→ **EXERCISE MATERIALS**

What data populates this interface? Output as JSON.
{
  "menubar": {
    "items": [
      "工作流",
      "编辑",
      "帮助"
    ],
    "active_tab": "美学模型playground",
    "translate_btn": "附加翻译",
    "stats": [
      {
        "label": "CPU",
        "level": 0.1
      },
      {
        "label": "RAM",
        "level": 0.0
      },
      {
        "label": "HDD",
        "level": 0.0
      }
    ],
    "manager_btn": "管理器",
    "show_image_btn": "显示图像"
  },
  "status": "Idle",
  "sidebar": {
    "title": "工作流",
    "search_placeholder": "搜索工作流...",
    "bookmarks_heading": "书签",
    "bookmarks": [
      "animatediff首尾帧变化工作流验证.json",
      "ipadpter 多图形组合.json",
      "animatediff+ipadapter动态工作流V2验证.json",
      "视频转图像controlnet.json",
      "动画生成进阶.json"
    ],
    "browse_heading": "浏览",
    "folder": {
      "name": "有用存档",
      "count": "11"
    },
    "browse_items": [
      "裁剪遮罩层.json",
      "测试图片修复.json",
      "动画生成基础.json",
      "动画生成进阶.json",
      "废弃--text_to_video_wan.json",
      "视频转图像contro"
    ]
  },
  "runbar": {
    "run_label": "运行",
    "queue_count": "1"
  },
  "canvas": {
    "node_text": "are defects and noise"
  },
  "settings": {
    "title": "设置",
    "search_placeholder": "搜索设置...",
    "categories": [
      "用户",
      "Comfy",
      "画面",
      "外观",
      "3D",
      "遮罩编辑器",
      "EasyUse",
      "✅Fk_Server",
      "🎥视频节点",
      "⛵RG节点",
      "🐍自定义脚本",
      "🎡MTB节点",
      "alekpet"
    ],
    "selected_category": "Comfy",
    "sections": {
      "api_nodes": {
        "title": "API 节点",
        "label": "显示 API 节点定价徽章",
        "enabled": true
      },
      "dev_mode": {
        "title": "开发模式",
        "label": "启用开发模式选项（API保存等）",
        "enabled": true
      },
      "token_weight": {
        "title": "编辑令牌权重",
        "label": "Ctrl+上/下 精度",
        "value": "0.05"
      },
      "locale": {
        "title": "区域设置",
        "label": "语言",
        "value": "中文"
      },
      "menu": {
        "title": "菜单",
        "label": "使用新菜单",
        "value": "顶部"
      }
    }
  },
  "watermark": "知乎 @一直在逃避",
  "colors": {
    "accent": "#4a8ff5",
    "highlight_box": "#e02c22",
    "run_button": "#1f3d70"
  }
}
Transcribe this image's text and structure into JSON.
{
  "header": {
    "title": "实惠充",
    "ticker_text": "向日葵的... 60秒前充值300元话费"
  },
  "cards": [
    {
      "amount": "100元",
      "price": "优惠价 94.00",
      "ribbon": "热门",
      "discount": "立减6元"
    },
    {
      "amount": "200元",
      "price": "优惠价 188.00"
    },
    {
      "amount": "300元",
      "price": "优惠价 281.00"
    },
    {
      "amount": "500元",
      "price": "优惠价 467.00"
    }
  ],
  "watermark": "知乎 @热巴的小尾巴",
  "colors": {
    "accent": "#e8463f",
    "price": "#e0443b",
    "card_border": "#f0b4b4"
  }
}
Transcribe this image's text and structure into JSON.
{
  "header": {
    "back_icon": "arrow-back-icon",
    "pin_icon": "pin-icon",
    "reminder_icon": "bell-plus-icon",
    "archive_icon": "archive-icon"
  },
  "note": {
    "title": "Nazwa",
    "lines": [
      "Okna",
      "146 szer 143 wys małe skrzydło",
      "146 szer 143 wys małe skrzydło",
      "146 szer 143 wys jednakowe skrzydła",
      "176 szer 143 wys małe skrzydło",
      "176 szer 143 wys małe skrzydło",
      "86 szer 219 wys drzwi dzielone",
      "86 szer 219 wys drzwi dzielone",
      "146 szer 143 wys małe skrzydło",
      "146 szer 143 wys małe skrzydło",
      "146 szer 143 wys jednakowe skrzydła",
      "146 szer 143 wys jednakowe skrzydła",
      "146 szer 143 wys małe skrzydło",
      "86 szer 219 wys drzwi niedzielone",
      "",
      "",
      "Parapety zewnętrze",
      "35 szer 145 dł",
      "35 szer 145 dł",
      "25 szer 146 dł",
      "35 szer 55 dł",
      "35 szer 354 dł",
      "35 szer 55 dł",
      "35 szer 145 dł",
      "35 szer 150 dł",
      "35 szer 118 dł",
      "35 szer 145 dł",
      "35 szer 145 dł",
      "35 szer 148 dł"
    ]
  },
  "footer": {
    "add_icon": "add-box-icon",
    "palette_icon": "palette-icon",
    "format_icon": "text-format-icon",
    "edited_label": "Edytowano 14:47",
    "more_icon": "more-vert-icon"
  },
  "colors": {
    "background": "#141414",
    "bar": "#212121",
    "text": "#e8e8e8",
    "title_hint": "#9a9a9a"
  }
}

→ **WHAT THIS TASK INVOLVES**
Give an exact copy of all the data shown above.

→ **ANSWER TO THE PROBLEM**
What data populates this interface? Output as JSON.
{
  "menubar": {
    "items": [
      "工作流",
      "编辑",
      "帮助"
    ],
    "active_tab": "美学模型playground",
    "translate_btn": "附加翻译",
    "stats": [
      {
        "label": "CPU",
        "level": 0.1
      },
      {
        "label": "RAM",
        "level": 0.0
      },
      {
        "label": "HDD",
        "level": 0.0
      }
    ],
    "manager_btn": "管理器",
    "show_image_btn": "显示图像"
  },
  "status": "Idle",
  "sidebar": {
    "title": "工作流",
    "search_placeholder": "搜索工作流...",
    "bookmarks_heading": "书签",
    "bookmarks": [
      "animatediff首尾帧变化工作流验证.json",
      "ipadpter 多图形组合.json",
      "animatediff+ipadapter动态工作流V2验证.json",
      "视频转图像controlnet.json",
      "动画生成进阶.json"
    ],
    "browse_heading": "浏览",
    "folder": {
      "name": "有用存档",
      "count": "11"
    },
    "browse_items": [
      "裁剪遮罩层.json",
      "测试图片修复.json",
      "动画生成基础.json",
      "动画生成进阶.json",
      "废弃--text_to_video_wan.json",
      "视频转图像contro"
    ]
  },
  "runbar": {
    "run_label": "运行",
    "queue_count": "1"
  },
  "canvas": {
    "node_text": "are defects and noise"
  },
  "settings": {
    "title": "设置",
    "search_placeholder": "搜索设置...",
    "categories": [
      "用户",
      "Comfy",
      "画面",
      "外观",
      "3D",
      "遮罩编辑器",
      "EasyUse",
      "✅Fk_Server",
      "🎥视频节点",
      "⛵RG节点",
      "🐍自定义脚本",
      "🎡MTB节点",
      "alekpet"
    ],
    "selected_category": "Comfy",
    "sections": {
      "api_nodes": {
        "title": "API 节点",
        "label": "显示 API 节点定价徽章",
        "enabled": true
      },
      "dev_mode": {
        "title": "开发模式",
        "label": "启用开发模式选项（API保存等）",
        "enabled": true
      },
      "token_weight": {
        "title": "编辑令牌权重",
        "label": "Ctrl+上/下 精度",
        "value": "0.05"
      },
      "locale": {
        "title": "区域设置",
        "label": "语言",
        "value": "中文"
      },
      "menu": {
        "title": "菜单",
        "label": "使用新菜单",
        "value": "顶部"
      }
    }
  },
  "watermark": "知乎 @一直在逃避",
  "colors": {
    "accent": "#4a8ff5",
    "highlight_box": "#e02c22",
    "run_button": "#1f3d70"
  }
}
Transcribe this image's text and structure into JSON.
{
  "header": {
    "title": "实惠充",
    "ticker_text": "向日葵的... 60秒前充值300元话费"
  },
  "cards": [
    {
      "amount": "100元",
      "price": "优惠价 94.00",
      "ribbon": "热门",
      "discount": "立减6元"
    },
    {
      "amount": "200元",
      "price": "优惠价 188.00"
    },
    {
      "amount": "300元",
      "price": "优惠价 281.00"
    },
    {
      "amount": "500元",
      "price": "优惠价 467.00"
    }
  ],
  "watermark": "知乎 @热巴的小尾巴",
  "colors": {
    "accent": "#e8463f",
    "price": "#e0443b",
    "card_border": "#f0b4b4"
  }
}
Transcribe this image's text and structure into JSON.
{
  "header": {
    "back_icon": "arrow-back-icon",
    "pin_icon": "pin-icon",
    "reminder_icon": "bell-plus-icon",
    "archive_icon": "archive-icon"
  },
  "note": {
    "title": "Nazwa",
    "lines": [
      "Okna",
      "146 szer 143 wys małe skrzydło",
      "146 szer 143 wys małe skrzydło",
      "146 szer 143 wys jednakowe skrzydła",
      "176 szer 143 wys małe skrzydło",
      "176 szer 143 wys małe skrzydło",
      "86 szer 219 wys drzwi dzielone",
      "86 szer 219 wys drzwi dzielone",
      "146 szer 143 wys małe skrzydło",
      "146 szer 143 wys małe skrzydło",
      "146 szer 143 wys jednakowe skrzydła",
      "146 szer 143 wys jednakowe skrzydła",
      "146 szer 143 wys małe skrzydło",
      "86 szer 219 wys drzwi niedzielone",
      "",
      "",
      "Parapety zewnętrze",
      "35 szer 145 dł",
      "35 szer 145 dł",
      "25 szer 146 dł",
      "35 szer 55 dł",
      "35 szer 354 dł",
      "35 szer 55 dł",
      "35 szer 145 dł",
      "35 szer 150 dł",
      "35 szer 118 dł",
      "35 szer 145 dł",
      "35 szer 145 dł",
      "35 szer 148 dł"
    ]
  },
  "footer": {
    "add_icon": "add-box-icon",
    "palette_icon": "palette-icon",
    "format_icon": "text-format-icon",
    "edited_label": "Edytowano 14:47",
    "more_icon": "more-vert-icon"
  },
  "colors": {
    "background": "#141414",
    "bar": "#212121",
    "text": "#e8e8e8",
    "title_hint": "#9a9a9a"
  }
}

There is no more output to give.